Dataset rows:
_ _ _ _ _

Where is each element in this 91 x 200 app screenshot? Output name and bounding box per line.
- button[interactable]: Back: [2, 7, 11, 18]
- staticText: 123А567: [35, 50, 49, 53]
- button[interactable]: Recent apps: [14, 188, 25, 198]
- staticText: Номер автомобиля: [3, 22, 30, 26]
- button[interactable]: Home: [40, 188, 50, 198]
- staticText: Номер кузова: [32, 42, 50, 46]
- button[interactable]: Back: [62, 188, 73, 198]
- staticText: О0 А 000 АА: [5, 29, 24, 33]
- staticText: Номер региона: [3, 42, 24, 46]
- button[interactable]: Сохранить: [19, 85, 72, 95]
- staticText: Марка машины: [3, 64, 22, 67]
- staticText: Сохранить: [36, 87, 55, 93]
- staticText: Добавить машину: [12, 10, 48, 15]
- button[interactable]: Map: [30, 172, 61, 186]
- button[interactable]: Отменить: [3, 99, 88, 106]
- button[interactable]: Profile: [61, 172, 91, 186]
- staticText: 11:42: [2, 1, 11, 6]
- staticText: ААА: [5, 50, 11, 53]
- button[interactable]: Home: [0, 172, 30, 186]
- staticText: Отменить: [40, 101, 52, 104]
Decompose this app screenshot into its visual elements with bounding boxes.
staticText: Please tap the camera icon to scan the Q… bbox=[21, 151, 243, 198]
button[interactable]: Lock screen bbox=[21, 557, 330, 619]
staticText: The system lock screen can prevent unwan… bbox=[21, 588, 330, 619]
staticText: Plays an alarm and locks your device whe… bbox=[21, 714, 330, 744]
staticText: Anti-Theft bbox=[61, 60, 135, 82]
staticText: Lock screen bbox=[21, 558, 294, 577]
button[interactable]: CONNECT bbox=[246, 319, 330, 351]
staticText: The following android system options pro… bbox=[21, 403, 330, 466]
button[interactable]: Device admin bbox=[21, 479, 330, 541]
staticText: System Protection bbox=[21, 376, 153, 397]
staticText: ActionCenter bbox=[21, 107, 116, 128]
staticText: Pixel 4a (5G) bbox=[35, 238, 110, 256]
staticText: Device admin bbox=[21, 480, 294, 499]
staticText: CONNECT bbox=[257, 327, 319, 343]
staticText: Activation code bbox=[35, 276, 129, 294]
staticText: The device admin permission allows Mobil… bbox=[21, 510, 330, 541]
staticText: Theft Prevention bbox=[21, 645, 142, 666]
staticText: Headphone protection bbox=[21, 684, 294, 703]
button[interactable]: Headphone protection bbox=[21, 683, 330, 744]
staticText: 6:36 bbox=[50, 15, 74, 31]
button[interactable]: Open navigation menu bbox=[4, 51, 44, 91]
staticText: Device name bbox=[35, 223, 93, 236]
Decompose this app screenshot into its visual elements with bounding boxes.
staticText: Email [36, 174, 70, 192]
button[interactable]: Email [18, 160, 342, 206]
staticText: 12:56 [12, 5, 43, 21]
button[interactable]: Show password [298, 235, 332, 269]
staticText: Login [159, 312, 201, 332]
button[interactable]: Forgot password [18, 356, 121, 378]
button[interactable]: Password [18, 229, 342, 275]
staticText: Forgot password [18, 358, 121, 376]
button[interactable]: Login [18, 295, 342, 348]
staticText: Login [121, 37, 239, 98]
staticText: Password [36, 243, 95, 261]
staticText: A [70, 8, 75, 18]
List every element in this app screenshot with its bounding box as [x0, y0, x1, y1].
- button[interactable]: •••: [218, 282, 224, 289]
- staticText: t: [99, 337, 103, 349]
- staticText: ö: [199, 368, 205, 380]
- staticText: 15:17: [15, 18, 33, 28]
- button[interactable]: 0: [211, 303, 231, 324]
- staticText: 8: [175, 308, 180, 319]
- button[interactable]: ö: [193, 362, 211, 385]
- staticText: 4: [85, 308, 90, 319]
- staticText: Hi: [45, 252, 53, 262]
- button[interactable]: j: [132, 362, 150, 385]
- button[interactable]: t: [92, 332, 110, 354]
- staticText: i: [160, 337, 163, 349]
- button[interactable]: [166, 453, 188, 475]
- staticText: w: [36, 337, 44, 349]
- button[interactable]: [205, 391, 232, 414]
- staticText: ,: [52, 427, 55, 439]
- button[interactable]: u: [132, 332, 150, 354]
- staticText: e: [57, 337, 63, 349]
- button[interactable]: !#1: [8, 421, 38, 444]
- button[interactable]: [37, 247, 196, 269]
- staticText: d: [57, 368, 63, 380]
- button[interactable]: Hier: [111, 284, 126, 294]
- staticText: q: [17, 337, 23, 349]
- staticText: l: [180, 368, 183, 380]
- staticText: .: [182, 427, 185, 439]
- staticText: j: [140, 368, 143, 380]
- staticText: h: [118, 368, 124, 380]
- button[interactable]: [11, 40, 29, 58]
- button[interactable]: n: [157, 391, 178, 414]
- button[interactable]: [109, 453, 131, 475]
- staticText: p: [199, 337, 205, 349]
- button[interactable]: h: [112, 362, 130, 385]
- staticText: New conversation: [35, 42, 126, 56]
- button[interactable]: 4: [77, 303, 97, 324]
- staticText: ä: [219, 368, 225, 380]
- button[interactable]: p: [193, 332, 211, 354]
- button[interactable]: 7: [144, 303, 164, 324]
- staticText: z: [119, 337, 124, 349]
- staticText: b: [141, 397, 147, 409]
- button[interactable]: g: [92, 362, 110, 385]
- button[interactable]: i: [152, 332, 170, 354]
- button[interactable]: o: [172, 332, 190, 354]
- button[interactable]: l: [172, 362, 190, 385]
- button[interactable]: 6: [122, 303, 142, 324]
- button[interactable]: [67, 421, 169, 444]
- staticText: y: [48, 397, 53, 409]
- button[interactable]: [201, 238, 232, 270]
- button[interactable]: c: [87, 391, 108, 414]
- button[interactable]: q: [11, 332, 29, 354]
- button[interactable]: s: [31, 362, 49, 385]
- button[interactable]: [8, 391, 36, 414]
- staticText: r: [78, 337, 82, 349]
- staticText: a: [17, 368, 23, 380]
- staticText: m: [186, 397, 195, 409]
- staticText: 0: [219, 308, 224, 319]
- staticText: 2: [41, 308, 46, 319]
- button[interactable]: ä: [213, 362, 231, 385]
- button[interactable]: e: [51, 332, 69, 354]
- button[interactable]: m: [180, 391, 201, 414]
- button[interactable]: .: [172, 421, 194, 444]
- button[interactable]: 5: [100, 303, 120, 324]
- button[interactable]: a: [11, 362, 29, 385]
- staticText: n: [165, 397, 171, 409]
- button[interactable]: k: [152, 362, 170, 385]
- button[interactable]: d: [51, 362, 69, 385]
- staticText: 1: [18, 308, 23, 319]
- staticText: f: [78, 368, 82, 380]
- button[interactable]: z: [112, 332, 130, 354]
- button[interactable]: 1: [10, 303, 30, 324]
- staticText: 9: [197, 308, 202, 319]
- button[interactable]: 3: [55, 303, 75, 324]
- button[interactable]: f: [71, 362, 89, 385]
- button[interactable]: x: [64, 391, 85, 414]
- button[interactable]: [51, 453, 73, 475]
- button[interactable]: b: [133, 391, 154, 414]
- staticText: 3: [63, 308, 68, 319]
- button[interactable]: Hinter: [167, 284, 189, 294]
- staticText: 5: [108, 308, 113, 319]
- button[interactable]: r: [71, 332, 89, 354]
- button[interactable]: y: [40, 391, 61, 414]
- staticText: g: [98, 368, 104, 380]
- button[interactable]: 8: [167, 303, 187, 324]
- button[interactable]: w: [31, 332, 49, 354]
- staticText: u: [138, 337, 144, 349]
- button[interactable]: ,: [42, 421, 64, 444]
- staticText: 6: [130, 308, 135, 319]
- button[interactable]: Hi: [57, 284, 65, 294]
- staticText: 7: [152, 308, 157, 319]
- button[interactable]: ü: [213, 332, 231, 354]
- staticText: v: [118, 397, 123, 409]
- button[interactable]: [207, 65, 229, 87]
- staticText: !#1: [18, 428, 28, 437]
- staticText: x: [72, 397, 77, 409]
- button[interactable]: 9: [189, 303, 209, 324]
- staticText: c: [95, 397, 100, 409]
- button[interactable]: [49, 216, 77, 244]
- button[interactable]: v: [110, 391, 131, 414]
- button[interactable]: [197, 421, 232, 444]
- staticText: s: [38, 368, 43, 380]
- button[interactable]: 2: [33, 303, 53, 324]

_ _ _ _ _

## PROBLEM DESCRIPTION
Return the lines from the start of the records through the line containing "- button[interactable]: Home: [40, 188, 50, 198]", both included.

## OUTPUT BELOW
Where is each element in this 91 x 200 app screenshot? Output name and bounding box per line.
- button[interactable]: Back: [2, 7, 11, 18]
- staticText: 123А567: [35, 50, 49, 53]
- button[interactable]: Recent apps: [14, 188, 25, 198]
- staticText: Номер автомобиля: [3, 22, 30, 26]
- button[interactable]: Home: [40, 188, 50, 198]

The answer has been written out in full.